Exactly reproduce the lines that follow.

** START DATA RECORDS **

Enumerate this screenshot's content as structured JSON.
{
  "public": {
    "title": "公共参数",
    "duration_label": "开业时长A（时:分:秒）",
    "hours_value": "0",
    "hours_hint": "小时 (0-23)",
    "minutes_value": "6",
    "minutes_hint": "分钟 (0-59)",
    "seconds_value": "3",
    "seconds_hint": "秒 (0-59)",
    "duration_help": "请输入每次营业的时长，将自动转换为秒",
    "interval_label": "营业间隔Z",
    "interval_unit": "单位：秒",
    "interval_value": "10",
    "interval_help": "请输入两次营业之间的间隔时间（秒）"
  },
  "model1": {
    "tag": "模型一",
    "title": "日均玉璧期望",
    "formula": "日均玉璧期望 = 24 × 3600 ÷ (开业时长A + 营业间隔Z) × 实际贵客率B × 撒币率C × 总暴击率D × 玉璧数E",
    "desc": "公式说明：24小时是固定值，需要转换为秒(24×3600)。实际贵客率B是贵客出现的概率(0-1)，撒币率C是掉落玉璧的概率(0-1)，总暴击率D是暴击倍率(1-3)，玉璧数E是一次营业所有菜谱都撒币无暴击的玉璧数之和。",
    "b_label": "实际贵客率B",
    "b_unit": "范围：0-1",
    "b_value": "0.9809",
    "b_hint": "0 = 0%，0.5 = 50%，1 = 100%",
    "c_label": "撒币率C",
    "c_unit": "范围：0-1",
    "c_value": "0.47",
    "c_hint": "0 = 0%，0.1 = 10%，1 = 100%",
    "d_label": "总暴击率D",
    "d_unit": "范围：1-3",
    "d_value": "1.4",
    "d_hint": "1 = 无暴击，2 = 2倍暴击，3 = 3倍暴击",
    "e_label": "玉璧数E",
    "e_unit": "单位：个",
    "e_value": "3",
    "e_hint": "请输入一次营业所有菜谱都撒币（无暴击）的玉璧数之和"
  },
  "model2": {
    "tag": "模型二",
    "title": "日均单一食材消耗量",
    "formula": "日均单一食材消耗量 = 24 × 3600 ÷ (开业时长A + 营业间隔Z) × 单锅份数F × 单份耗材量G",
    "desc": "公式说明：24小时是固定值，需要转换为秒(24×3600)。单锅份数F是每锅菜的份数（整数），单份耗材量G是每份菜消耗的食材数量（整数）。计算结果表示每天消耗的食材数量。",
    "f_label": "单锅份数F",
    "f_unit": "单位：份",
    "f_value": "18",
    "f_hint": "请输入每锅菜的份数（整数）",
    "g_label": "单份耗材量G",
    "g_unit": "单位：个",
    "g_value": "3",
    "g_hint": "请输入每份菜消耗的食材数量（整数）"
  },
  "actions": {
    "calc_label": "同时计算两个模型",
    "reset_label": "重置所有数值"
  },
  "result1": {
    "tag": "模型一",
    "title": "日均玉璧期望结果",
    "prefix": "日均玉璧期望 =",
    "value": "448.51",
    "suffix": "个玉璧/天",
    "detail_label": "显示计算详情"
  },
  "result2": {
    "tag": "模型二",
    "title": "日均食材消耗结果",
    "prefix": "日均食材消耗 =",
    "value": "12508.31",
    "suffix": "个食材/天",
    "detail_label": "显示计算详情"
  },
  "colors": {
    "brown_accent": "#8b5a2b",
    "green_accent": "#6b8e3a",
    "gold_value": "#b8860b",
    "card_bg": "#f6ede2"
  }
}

** END DATA RECORDS **

TASK SOLUTION
Enumerate this screenshot's content as structured JSON.
{
  "public": {
    "title": "公共参数",
    "duration_label": "开业时长A（时:分:秒）",
    "hours_value": "0",
    "hours_hint": "小时 (0-23)",
    "minutes_value": "6",
    "minutes_hint": "分钟 (0-59)",
    "seconds_value": "3",
    "seconds_hint": "秒 (0-59)",
    "duration_help": "请输入每次营业的时长，将自动转换为秒",
    "interval_label": "营业间隔Z",
    "interval_unit": "单位：秒",
    "interval_value": "10",
    "interval_help": "请输入两次营业之间的间隔时间（秒）"
  },
  "model1": {
    "tag": "模型一",
    "title": "日均玉璧期望",
    "formula": "日均玉璧期望 = 24 × 3600 ÷ (开业时长A + 营业间隔Z) × 实际贵客率B × 撒币率C × 总暴击率D × 玉璧数E",
    "desc": "公式说明：24小时是固定值，需要转换为秒(24×3600)。实际贵客率B是贵客出现的概率(0-1)，撒币率C是掉落玉璧的概率(0-1)，总暴击率D是暴击倍率(1-3)，玉璧数E是一次营业所有菜谱都撒币无暴击的玉璧数之和。",
    "b_label": "实际贵客率B",
    "b_unit": "范围：0-1",
    "b_value": "0.9809",
    "b_hint": "0 = 0%，0.5 = 50%，1 = 100%",
    "c_label": "撒币率C",
    "c_unit": "范围：0-1",
    "c_value": "0.47",
    "c_hint": "0 = 0%，0.1 = 10%，1 = 100%",
    "d_label": "总暴击率D",
    "d_unit": "范围：1-3",
    "d_value": "1.4",
    "d_hint": "1 = 无暴击，2 = 2倍暴击，3 = 3倍暴击",
    "e_label": "玉璧数E",
    "e_unit": "单位：个",
    "e_value": "3",
    "e_hint": "请输入一次营业所有菜谱都撒币（无暴击）的玉璧数之和"
  },
  "model2": {
    "tag": "模型二",
    "title": "日均单一食材消耗量",
    "formula": "日均单一食材消耗量 = 24 × 3600 ÷ (开业时长A + 营业间隔Z) × 单锅份数F × 单份耗材量G",
    "desc": "公式说明：24小时是固定值，需要转换为秒(24×3600)。单锅份数F是每锅菜的份数（整数），单份耗材量G是每份菜消耗的食材数量（整数）。计算结果表示每天消耗的食材数量。",
    "f_label": "单锅份数F",
    "f_unit": "单位：份",
    "f_value": "18",
    "f_hint": "请输入每锅菜的份数（整数）",
    "g_label": "单份耗材量G",
    "g_unit": "单位：个",
    "g_value": "3",
    "g_hint": "请输入每份菜消耗的食材数量（整数）"
  },
  "actions": {
    "calc_label": "同时计算两个模型",
    "reset_label": "重置所有数值"
  },
  "result1": {
    "tag": "模型一",
    "title": "日均玉璧期望结果",
    "prefix": "日均玉璧期望 =",
    "value": "448.51",
    "suffix": "个玉璧/天",
    "detail_label": "显示计算详情"
  },
  "result2": {
    "tag": "模型二",
    "title": "日均食材消耗结果",
    "prefix": "日均食材消耗 =",
    "value": "12508.31",
    "suffix": "个食材/天",
    "detail_label": "显示计算详情"
  },
  "colors": {
    "brown_accent": "#8b5a2b",
    "green_accent": "#6b8e3a",
    "gold_value": "#b8860b",
    "card_bg": "#f6ede2"
  }
}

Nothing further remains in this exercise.